WHAT TO DO:
Write the material out again exactly.

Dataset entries
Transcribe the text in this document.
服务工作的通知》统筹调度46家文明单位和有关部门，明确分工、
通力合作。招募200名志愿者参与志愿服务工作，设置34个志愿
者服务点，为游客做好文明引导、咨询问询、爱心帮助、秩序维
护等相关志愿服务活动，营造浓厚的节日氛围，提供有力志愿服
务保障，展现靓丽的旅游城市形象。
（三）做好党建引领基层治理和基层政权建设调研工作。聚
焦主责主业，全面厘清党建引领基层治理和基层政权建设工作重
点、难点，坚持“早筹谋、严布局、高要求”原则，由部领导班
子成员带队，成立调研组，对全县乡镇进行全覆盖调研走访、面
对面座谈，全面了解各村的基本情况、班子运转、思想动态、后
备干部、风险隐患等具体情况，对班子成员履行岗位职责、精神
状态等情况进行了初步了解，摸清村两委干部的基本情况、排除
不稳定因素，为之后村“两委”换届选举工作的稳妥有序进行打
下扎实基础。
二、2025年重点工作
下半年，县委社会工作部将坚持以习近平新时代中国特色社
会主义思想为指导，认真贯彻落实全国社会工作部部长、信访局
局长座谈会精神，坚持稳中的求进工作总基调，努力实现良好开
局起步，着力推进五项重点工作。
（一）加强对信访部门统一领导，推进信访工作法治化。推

RESPONSE TO THE TASK:
Transcribe the text in this document.
服务工作的通知》统筹调度46家文明单位和有关部门，明确分工、
通力合作。招募200名志愿者参与志愿服务工作，设置34个志愿
者服务点，为游客做好文明引导、咨询问询、爱心帮助、秩序维
护等相关志愿服务活动，营造浓厚的节日氛围，提供有力志愿服
务保障，展现靓丽的旅游城市形象。
（三）做好党建引领基层治理和基层政权建设调研工作。聚
焦主责主业，全面厘清党建引领基层治理和基层政权建设工作重
点、难点，坚持“早筹谋、严布局、高要求”原则，由部领导班
子成员带队，成立调研组，对全县乡镇进行全覆盖调研走访、面
对面座谈，全面了解各村的基本情况、班子运转、思想动态、后
备干部、风险隐患等具体情况，对班子成员履行岗位职责、精神
状态等情况进行了初步了解，摸清村两委干部的基本情况、排除
不稳定因素，为之后村“两委”换届选举工作的稳妥有序进行打
下扎实基础。
二、2025年重点工作
下半年，县委社会工作部将坚持以习近平新时代中国特色社
会主义思想为指导，认真贯彻落实全国社会工作部部长、信访局
局长座谈会精神，坚持稳中的求进工作总基调，努力实现良好开
局起步，着力推进五项重点工作。
（一）加强对信访部门统一领导，推进信访工作法治化。推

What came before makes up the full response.